BRIEF -
Go through the records line by line and work out how many lines hold the word "moral". Answer with the number only.
### ITEMS
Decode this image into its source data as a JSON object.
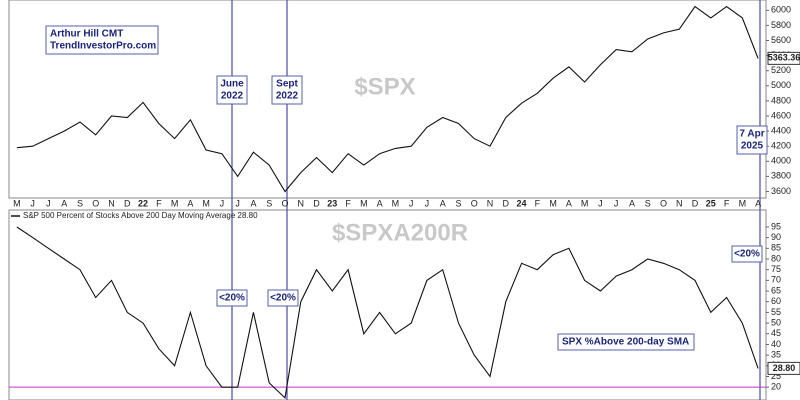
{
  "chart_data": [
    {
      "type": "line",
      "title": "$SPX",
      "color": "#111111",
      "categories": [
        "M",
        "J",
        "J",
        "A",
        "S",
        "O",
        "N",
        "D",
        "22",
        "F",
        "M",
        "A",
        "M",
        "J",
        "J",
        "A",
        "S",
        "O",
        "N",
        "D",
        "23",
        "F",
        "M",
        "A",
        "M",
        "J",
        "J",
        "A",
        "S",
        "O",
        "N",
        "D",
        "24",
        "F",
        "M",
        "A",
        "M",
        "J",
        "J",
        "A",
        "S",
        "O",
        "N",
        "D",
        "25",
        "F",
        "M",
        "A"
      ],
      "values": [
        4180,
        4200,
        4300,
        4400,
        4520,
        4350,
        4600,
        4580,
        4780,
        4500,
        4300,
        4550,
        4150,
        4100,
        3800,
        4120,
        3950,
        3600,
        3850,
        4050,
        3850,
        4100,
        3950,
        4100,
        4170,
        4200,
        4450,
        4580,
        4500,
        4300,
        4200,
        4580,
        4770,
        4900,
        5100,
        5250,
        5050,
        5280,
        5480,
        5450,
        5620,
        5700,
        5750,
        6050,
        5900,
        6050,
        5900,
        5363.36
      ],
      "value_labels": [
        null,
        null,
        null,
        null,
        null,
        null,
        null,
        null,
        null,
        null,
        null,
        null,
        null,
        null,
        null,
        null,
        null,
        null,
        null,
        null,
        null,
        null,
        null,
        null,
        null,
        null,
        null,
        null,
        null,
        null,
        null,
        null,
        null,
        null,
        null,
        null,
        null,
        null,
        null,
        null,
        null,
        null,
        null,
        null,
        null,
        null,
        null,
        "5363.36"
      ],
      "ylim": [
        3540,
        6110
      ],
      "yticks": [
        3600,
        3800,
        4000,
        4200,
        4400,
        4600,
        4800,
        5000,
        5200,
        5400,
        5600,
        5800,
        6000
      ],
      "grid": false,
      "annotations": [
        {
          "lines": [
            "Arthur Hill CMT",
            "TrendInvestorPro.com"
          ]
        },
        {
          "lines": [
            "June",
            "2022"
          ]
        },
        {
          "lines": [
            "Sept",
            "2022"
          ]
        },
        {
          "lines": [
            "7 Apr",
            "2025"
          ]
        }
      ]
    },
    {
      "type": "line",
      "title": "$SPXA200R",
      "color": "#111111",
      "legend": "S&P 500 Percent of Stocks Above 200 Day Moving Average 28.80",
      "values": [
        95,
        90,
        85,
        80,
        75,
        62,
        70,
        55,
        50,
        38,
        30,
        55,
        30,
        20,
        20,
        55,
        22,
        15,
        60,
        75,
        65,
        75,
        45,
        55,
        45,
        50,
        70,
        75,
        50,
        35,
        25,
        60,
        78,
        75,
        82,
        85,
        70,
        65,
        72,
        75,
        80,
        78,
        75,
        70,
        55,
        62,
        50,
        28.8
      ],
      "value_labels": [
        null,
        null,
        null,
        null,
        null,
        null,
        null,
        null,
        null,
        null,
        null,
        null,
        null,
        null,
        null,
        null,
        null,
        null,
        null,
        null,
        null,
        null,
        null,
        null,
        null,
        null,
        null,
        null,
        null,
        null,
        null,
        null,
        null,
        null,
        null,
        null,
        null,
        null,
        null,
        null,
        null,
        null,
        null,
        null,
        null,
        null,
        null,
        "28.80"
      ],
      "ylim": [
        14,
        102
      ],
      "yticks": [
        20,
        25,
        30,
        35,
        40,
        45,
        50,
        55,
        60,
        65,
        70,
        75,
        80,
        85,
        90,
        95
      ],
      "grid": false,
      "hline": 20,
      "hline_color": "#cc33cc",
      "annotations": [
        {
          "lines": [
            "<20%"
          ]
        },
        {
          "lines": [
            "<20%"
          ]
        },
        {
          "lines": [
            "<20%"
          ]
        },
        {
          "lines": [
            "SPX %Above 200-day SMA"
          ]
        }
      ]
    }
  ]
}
######
### ITEMS
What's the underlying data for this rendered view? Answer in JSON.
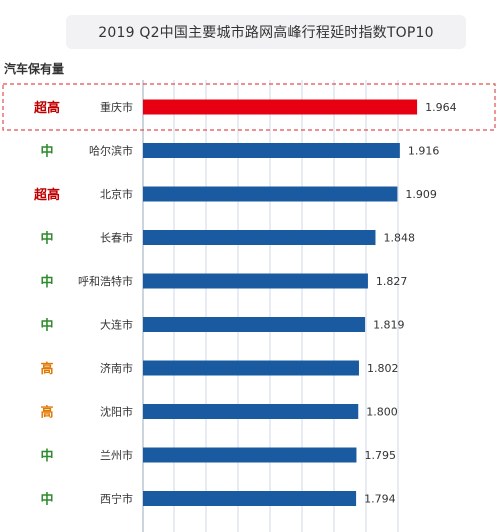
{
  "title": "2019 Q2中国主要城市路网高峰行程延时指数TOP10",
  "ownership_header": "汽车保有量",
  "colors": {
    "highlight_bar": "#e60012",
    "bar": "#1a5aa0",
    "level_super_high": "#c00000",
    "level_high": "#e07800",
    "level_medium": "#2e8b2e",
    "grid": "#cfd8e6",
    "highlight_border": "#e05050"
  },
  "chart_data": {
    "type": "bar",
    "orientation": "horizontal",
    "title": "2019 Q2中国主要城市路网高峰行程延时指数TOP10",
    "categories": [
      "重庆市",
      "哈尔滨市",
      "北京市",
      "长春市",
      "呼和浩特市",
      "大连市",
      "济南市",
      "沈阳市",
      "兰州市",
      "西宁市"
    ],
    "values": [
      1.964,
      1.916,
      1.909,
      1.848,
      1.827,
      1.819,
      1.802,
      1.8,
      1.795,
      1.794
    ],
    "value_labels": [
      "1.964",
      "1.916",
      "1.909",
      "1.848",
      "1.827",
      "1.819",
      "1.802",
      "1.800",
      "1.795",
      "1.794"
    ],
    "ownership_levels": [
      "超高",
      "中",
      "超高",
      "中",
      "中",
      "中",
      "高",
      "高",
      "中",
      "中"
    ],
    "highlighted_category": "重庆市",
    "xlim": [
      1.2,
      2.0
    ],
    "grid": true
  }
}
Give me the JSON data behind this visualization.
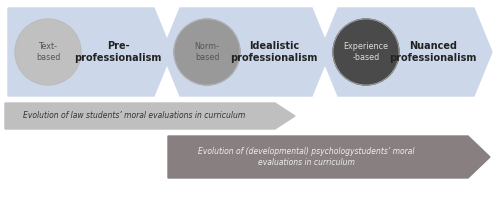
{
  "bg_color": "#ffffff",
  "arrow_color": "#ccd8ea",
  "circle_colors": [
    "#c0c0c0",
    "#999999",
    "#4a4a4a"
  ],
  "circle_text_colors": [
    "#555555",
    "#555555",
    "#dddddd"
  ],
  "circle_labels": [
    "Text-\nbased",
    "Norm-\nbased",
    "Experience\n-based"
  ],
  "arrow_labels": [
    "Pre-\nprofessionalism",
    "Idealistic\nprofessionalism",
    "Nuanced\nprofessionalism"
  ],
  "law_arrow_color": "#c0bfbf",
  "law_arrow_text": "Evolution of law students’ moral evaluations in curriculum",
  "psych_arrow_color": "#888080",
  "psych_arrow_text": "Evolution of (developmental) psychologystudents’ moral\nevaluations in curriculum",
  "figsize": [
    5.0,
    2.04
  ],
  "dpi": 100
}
######
RESULT OF THE TASK -
2